----- READING PASSAGE

Apache Spark Onsite Training - Onsite, Instructor-led
Running with Hadoop, Zeppelin and Amazon Elastic Map Reduce (AWS EMR)
Integrating Spark with Amazon Kinesis, Kafka and Cassandra
This three to 5 day Spark training course introduces experienced developers and architects to Apache Spark™. Developers will be enabled to build real-world, high-speed, real-time analytics systems. This course has extensive hands-on examples. The idea is introduce key concepts that make Apache Spark™ such an important technology. This course should prepare architects, development managers, and developers to understand the possibilities with Apache Spark™.
Apache Spark is a fast growing library and framework that enables advances data analytics with its open source cluster computing system. Apache Spark’s rapid success is due to its power and simplicity. It is productive and much faster than the typical MapReduce based analysis. It puts the power of Hadoop, BigData and realtime analytics into the hands of mere mortal developers. Spark supports Scala, Java and Python. The course will have examples in all three environments including using REPL for Python and Scala. In addition of full labs in Scala and Python. This course covers Spark SQL, Spark Streaming with and introduction to GraphX and ML.
Spark is enabling the next generation of OLAP which includes realtime analytics at scale. Your company can’t afford to left behind this critical advance in Information Technology.
This course introduces the Apache Spark distributed computing engine, and is suitable for developers, data analysts, architects, technical managers, and anyone who needs to use Spark in a hands-on manner. We also cover integrating with important AWS technologies like Amazon EMR, Amazon S3 and Amazon Kinesis.
The course provides a solid technical introduction to the Spark architecture and how Spark works. It covers the basic building blocks of Spark (e.g. RDDs and the distributed compute engine), as well as higher-level constructs that provide a simpler and more capable interface (e.g. Spark SQL and DataFrames). It also covers more advanced capabilities such as the use of Spark Streaming to process streaming data, and provides an overview of Spark GraphX (graph processing) and Spark MLlib (machine learning). Finally, the course explores possible performance issues and strategies for optimization.

----------

▶ _LIST OF TASKS_:
[1] In the Spark training course description, which three programming languages does Spark support?
[2] Write a continuation of the Spark training course description, picking up after its final sentence.

----- PROVIDED MATERIAL

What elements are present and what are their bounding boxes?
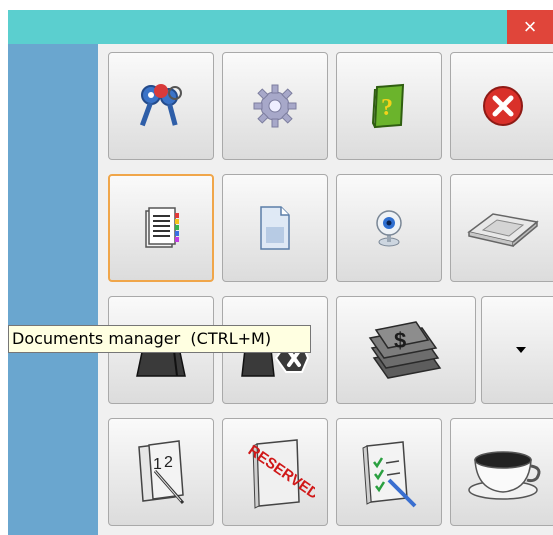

----------

▶ _TASK RESPONSES_:
[1] Scala, Java and Python.

[2]
The course is very hands-on, with many labs. Participants will interact with Spark through the Spark shell (for interactive, ad-hoc processing) as well as through programs using the Spark API . Labs currently support Scala - contact us for Python/Java support.
The Apache Spark distributed computing engine is rapidly becoming a primary tool in the processing and analyzing of large-scale data sets. It has many advantages over existing engines, such as Hadoop, including runtime speeds that are 10-100x faster, as well as a much simpler programming model. After taking this course, you will be ready to work with Spark in an informed and productive manner.
Spark Training Course Details
Duration: 3 days to 4 days
Labs: Minimum 50% hands-on labs
Objectives for Spark Training
- Principles of Spark
- RDD (Resilient distributed data)
- Spark SQL
- Importing data into Spark
- Understanding Spark Clustering
- Spark and JSON import
- Spark Streaming
- Spark and Cassandra integration
- Spark and Kafka integration
- Spark/EMR and Kinesis integration
- Spark and S3 integration
Prerequisites for Spark Training:
Reasonable programming experience. An overview of Scala is provided for those who don’t know it. Basic knowledge of Java, Scala or Python with some knowledge of core CS concepts and databases would be helpful. Experience with distributed data grids or Hadoop would be a plus, but not required.
Spark Knowledge and Skills Gained:
- Understand the need for Spark in data processing
- Understand the Spark architecture and how it distributes computations to cluster nodes
- Be familiar with basic installation / setup / layout of Spark
- Use the Spark shell for interactive and ad-hoc operations
- Understand RDDs (Resilient Distributed Datasets), and data partitioning, pipelining, and computations
- Understand/use RDD ops such as map(), filter(), reduce(), groupByKey(), join(), etc.
- Understand Spark’s data caching and its usage
- Write/run standalone Spark programs with the Spark API
- Use Spark SQL / DataFrames to efficiently process structured data
- Use Spark Streaming to process streaming (real-time) data
- Understand performance implications and optimizations when using Spark
- Be familiar with Spark GraphX and MLlib
- Optional Day 4: Run Spark in Amazon EMR and understand how Spark works in the Hadoop ecosystem.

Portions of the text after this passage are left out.